___ RECORDS FOR THIS EXERCISE

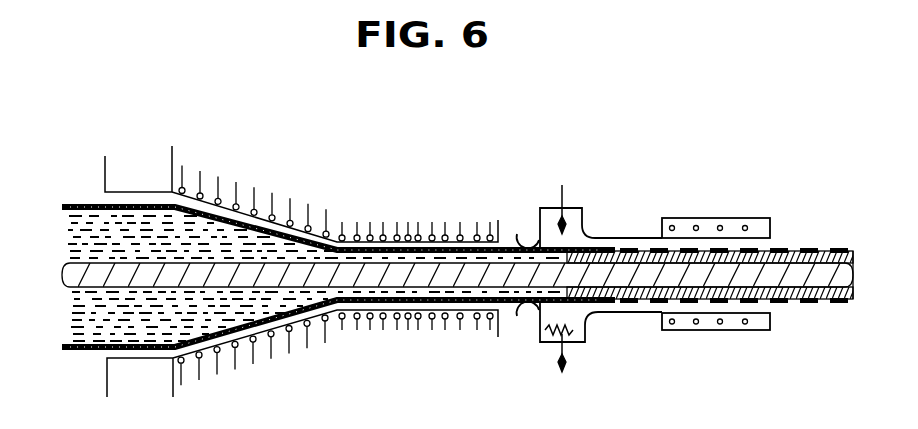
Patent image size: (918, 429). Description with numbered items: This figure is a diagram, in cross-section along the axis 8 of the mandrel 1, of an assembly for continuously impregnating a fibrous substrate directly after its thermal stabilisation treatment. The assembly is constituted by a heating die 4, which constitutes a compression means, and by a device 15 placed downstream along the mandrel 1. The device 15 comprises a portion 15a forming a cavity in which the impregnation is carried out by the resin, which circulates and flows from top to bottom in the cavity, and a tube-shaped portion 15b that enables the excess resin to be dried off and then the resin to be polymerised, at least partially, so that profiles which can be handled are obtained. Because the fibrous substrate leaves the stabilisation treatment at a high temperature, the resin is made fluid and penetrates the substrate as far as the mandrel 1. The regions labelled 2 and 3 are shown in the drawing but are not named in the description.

The mandrel 1 is at (90, 266).
The inner liquid layer 2 is at (85, 311).
The tube wall 3 is at (80, 350).
The heating die 4 is at (322, 218).
The axis 8 is at (60, 277).
The device 15 is at (610, 193).
The portion forming a cavity 15a is at (578, 344).
The tube-shaped portion 15b is at (716, 332).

______

SHORT TASK :: Edit the records above, changing "diagram" to "schematic drawing" and keeping everything else the same. Leave the pictures out of your answer.

EXERCISE RESULT ::
Patent image size: (918, 429). Description with numbered items: This figure is a schematic drawing, in cross-section along the axis 8 of the mandrel 1, of an assembly for continuously impregnating a fibrous substrate directly after its thermal stabilisation treatment. The assembly is constituted by a heating die 4, which constitutes a compression means, and by a device 15 placed downstream along the mandrel 1. The device 15 comprises a portion 15a forming a cavity in which the impregnation is carried out by the resin, which circulates and flows from top to bottom in the cavity, and a tube-shaped portion 15b that enables the excess resin to be dried off and then the resin to be polymerised, at least partially, so that profiles which can be handled are obtained. Because the fibrous substrate leaves the stabilisation treatment at a high temperature, the resin is made fluid and penetrates the substrate as far as the mandrel 1. The regions labelled 2 and 3 are shown in the drawing but are not named in the description.

The mandrel 1 is at (90, 266).
The inner liquid layer 2 is at (85, 311).
The tube wall 3 is at (80, 350).
The heating die 4 is at (322, 218).
The axis 8 is at (60, 277).
The device 15 is at (610, 193).
The portion forming a cavity 15a is at (578, 344).
The tube-shaped portion 15b is at (716, 332).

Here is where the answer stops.